(Saved entries)
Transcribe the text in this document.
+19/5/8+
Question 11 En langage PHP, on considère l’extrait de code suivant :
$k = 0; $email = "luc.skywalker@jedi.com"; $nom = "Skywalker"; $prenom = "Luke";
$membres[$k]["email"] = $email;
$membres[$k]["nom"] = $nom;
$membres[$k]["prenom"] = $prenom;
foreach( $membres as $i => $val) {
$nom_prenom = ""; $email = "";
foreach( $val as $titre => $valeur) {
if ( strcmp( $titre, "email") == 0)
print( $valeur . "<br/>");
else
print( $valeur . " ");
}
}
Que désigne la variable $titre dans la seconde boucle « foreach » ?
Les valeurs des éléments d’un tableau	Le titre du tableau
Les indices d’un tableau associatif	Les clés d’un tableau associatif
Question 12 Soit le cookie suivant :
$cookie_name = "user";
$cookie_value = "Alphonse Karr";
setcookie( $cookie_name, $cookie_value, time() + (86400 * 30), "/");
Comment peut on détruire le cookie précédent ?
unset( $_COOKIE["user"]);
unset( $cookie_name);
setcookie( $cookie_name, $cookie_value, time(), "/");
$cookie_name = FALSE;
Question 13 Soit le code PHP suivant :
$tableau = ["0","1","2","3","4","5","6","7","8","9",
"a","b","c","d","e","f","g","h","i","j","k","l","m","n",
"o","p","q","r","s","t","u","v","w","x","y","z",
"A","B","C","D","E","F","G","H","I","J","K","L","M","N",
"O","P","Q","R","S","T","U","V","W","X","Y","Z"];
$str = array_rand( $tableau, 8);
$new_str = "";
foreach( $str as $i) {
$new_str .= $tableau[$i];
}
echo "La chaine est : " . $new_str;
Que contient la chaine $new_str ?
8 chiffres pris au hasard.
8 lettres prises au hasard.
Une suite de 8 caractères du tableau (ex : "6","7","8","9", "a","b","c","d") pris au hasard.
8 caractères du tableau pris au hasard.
...
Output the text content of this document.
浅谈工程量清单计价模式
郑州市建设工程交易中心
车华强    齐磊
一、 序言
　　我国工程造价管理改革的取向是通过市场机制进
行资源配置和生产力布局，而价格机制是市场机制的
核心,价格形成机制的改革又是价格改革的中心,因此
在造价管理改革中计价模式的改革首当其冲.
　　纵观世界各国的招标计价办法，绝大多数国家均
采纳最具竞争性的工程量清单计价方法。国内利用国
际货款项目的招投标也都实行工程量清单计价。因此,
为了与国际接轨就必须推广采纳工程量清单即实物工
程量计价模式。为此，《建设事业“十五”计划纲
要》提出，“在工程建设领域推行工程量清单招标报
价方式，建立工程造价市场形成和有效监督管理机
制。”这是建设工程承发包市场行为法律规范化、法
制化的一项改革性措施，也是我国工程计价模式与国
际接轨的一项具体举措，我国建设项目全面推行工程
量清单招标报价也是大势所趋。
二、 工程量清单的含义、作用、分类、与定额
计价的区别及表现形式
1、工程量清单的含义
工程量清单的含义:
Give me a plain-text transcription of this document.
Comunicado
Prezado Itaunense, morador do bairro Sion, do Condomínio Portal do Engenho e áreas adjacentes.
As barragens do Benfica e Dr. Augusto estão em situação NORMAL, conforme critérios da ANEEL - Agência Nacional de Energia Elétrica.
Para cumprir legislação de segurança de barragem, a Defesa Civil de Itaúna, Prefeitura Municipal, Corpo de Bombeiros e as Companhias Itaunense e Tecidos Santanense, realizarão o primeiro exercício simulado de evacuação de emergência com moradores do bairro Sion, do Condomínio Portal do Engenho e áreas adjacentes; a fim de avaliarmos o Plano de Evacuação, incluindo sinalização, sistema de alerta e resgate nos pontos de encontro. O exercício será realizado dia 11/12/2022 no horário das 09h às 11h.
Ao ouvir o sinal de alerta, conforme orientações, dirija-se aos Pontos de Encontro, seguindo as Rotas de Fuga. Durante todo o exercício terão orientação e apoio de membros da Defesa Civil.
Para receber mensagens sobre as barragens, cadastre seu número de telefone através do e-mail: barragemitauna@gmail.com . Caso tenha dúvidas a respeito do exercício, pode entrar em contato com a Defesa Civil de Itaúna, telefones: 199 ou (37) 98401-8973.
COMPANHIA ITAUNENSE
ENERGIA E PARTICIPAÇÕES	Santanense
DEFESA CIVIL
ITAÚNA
...
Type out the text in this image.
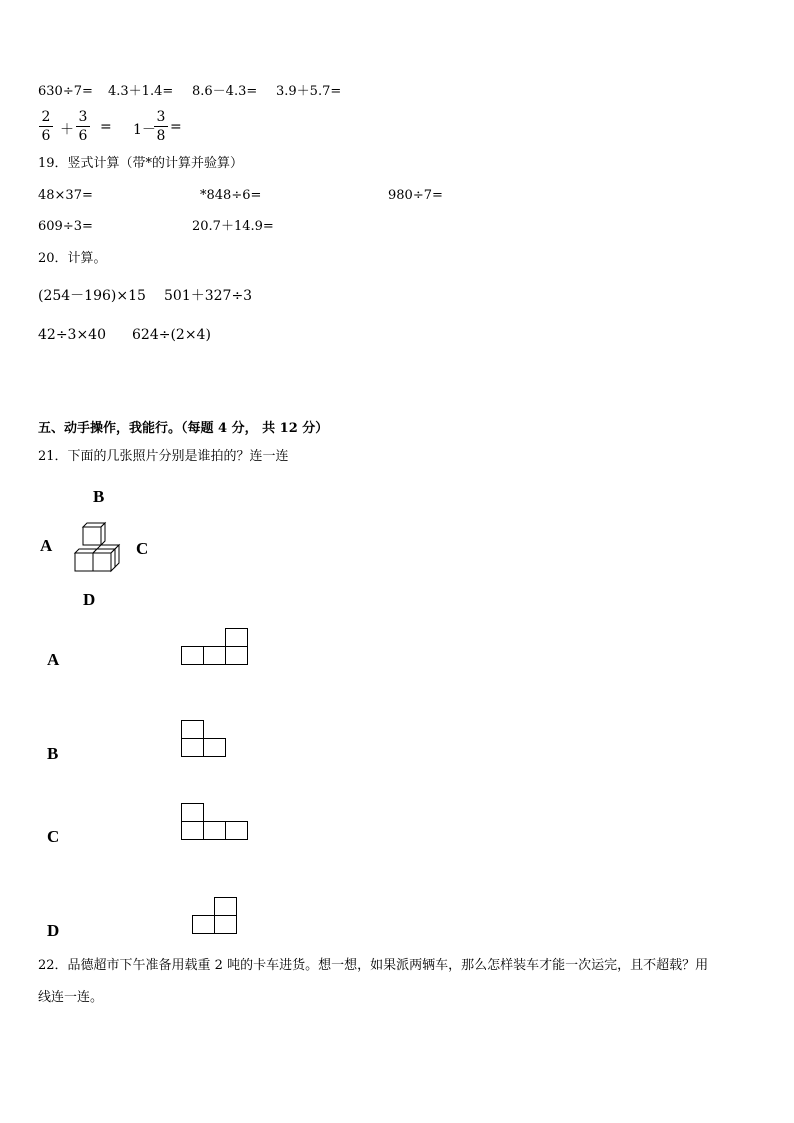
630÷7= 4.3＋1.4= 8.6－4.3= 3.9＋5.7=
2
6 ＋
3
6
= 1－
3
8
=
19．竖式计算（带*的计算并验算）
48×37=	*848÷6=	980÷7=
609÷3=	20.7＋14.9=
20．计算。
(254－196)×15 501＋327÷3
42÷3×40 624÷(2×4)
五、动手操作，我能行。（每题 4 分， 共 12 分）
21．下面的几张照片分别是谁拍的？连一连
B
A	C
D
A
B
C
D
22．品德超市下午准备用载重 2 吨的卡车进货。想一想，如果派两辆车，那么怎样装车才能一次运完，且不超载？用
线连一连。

EXERCISE: Copy every line that includes the string "caractères" from the material above.

ANSWER TO THE TASK:
Une suite de 8 caractères du tableau (ex : "6","7","8","9", "a","b","c","d") pris au hasard.
8 caractères du tableau pris au hasard.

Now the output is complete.